§ **YOUR INSTRUCTIONS**:
Quote all entries in full, exactly.

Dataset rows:
BEGIN
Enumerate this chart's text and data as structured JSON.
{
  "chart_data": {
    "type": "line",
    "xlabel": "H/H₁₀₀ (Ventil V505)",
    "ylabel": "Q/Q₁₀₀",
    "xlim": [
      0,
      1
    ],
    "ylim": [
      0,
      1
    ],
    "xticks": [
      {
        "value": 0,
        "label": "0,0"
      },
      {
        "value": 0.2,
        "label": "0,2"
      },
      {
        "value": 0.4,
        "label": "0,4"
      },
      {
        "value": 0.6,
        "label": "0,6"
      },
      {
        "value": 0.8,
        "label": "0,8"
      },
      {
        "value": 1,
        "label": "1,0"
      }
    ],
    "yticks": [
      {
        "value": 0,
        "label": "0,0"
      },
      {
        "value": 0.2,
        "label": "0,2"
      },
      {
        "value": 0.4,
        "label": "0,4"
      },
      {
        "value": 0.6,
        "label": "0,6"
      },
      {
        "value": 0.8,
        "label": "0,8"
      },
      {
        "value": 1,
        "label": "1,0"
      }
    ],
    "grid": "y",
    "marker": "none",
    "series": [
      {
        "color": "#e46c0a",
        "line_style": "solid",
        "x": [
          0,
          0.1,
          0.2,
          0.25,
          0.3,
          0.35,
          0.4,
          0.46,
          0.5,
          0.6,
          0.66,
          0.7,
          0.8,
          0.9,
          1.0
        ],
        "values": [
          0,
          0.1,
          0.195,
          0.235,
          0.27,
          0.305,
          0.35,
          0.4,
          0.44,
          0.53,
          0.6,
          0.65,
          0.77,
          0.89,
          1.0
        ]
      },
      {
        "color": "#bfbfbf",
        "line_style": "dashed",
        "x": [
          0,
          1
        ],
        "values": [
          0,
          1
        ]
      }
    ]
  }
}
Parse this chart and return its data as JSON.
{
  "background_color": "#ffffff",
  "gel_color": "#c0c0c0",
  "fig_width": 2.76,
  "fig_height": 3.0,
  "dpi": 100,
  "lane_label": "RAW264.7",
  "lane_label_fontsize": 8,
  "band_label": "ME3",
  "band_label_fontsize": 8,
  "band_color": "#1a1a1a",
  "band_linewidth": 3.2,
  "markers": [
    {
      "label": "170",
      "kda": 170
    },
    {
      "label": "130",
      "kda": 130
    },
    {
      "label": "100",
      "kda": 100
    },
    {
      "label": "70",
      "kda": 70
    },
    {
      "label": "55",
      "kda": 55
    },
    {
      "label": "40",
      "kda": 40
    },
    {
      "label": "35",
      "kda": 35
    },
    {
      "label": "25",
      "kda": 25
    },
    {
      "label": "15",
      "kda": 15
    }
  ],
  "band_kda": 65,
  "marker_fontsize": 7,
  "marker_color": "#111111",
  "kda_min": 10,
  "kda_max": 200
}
END
§ **TASK SOLUTION**:
Enumerate this chart's text and data as structured JSON.
{
  "chart_data": {
    "type": "line",
    "xlabel": "H/H₁₀₀ (Ventil V505)",
    "ylabel": "Q/Q₁₀₀",
    "xlim": [
      0,
      1
    ],
    "ylim": [
      0,
      1
    ],
    "xticks": [
      {
        "value": 0,
        "label": "0,0"
      },
      {
        "value": 0.2,
        "label": "0,2"
      },
      {
        "value": 0.4,
        "label": "0,4"
      },
      {
        "value": 0.6,
        "label": "0,6"
      },
      {
        "value": 0.8,
        "label": "0,8"
      },
      {
        "value": 1,
        "label": "1,0"
      }
    ],
    "yticks": [
      {
        "value": 0,
        "label": "0,0"
      },
      {
        "value": 0.2,
        "label": "0,2"
      },
      {
        "value": 0.4,
        "label": "0,4"
      },
      {
        "value": 0.6,
        "label": "0,6"
      },
      {
        "value": 0.8,
        "label": "0,8"
      },
      {
        "value": 1,
        "label": "1,0"
      }
    ],
    "grid": "y",
    "marker": "none",
    "series": [
      {
        "color": "#e46c0a",
        "line_style": "solid",
        "x": [
          0,
          0.1,
          0.2,
          0.25,
          0.3,
          0.35,
          0.4,
          0.46,
          0.5,
          0.6,
          0.66,
          0.7,
          0.8,
          0.9,
          1.0
        ],
        "values": [
          0,
          0.1,
          0.195,
          0.235,
          0.27,
          0.305,
          0.35,
          0.4,
          0.44,
          0.53,
          0.6,
          0.65,
          0.77,
          0.89,
          1.0
        ]
      },
      {
        "color": "#bfbfbf",
        "line_style": "dashed",
        "x": [
          0,
          1
        ],
        "values": [
          0,
          1
        ]
      }
    ]
  }
}
Parse this chart and return its data as JSON.
{
  "background_color": "#ffffff",
  "gel_color": "#c0c0c0",
  "fig_width": 2.76,
  "fig_height": 3.0,
  "dpi": 100,
  "lane_label": "RAW264.7",
  "lane_label_fontsize": 8,
  "band_label": "ME3",
  "band_label_fontsize": 8,
  "band_color": "#1a1a1a",
  "band_linewidth": 3.2,
  "markers": [
    {
      "label": "170",
      "kda": 170
    },
    {
      "label": "130",
      "kda": 130
    },
    {
      "label": "100",
      "kda": 100
    },
    {
      "label": "70",
      "kda": 70
    },
    {
      "label": "55",
      "kda": 55
    },
    {
      "label": "40",
      "kda": 40
    },
    {
      "label": "35",
      "kda": 35
    },
    {
      "label": "25",
      "kda": 25
    },
    {
      "label": "15",
      "kda": 15
    }
  ],
  "band_kda": 65,
  "marker_fontsize": 7,
  "marker_color": "#111111",
  "kda_min": 10,
  "kda_max": 200
}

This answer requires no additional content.